- _THE REQUEST_: Count every line below in which "JSON" occurs, then give only the count.

- _RECORDED INFORMATION_:
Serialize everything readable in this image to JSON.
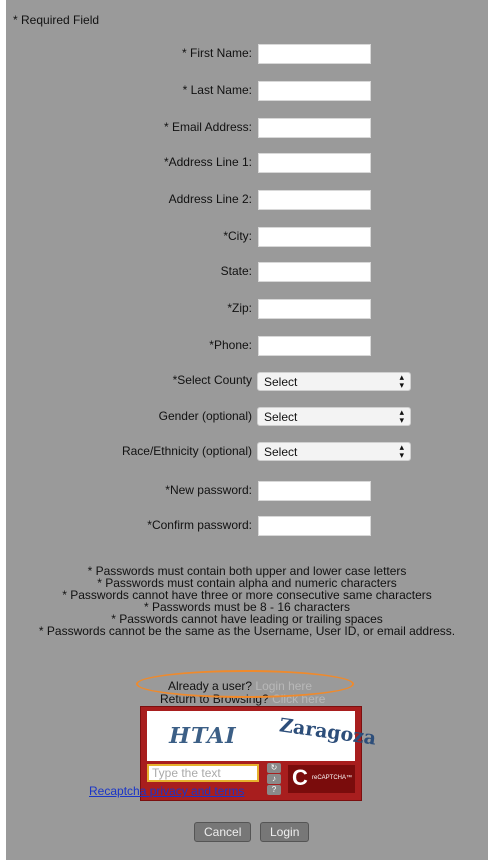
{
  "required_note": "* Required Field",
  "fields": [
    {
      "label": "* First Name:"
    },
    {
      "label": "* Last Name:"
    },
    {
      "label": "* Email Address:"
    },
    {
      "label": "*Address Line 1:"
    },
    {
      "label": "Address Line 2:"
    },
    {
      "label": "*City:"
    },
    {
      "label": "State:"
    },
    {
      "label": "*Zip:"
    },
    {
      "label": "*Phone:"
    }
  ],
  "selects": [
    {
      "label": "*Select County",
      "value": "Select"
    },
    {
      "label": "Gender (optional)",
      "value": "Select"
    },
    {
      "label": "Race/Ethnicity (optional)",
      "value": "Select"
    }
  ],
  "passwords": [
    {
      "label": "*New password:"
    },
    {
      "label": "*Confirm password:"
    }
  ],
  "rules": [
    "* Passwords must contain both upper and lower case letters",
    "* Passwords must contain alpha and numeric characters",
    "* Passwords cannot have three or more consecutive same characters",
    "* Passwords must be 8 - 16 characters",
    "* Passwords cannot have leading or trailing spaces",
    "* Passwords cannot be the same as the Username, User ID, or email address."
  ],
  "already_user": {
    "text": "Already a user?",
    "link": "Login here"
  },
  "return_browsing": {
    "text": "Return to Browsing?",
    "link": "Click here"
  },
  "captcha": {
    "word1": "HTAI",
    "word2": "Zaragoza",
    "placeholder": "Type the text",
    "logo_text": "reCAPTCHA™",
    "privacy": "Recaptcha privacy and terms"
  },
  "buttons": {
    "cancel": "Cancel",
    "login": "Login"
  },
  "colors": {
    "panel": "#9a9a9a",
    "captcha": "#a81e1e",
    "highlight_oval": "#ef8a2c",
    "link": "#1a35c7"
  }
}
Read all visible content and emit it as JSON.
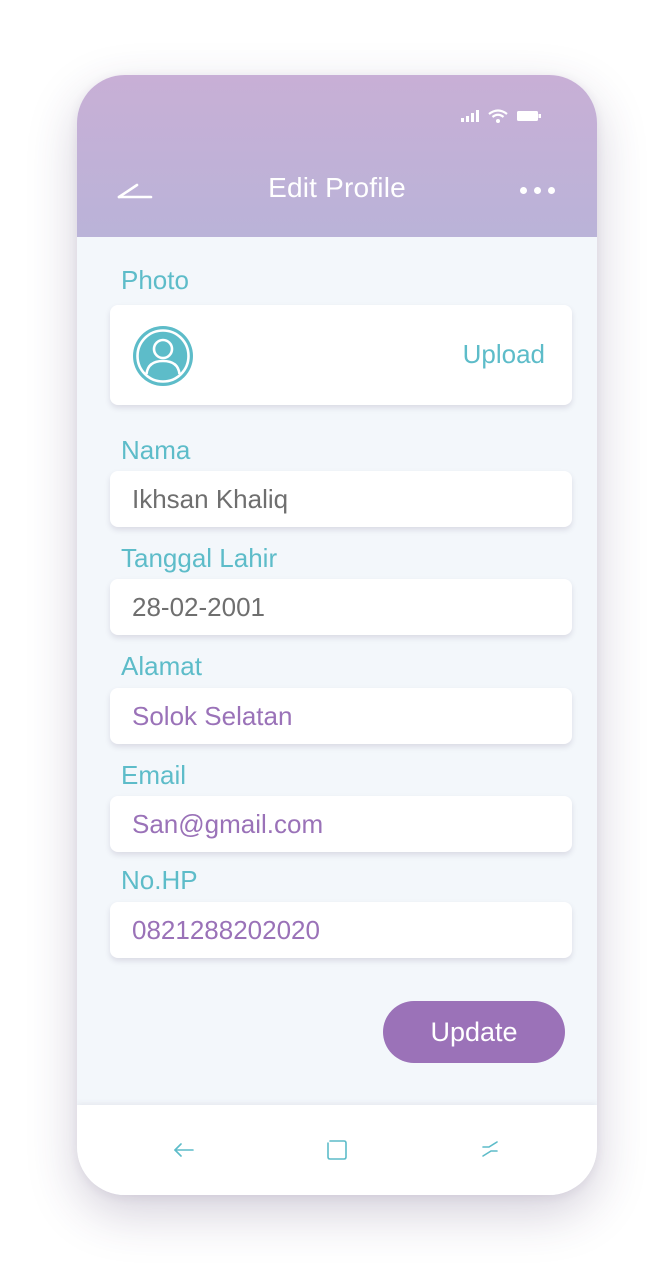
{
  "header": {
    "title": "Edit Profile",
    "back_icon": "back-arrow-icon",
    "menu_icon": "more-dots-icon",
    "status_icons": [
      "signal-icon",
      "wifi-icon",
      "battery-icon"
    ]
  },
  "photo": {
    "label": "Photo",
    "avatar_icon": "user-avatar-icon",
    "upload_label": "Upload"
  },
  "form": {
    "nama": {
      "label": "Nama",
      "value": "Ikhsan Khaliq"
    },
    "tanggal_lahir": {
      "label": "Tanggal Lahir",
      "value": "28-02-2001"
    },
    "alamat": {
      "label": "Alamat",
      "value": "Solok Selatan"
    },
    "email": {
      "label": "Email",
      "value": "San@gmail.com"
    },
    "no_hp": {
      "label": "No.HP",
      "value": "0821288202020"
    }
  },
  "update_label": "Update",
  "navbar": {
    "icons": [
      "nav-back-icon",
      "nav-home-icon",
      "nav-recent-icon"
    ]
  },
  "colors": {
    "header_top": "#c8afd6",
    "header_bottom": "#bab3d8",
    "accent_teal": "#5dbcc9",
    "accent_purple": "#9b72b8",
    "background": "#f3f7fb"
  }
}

- _COMPLETE OUTPUT_: 2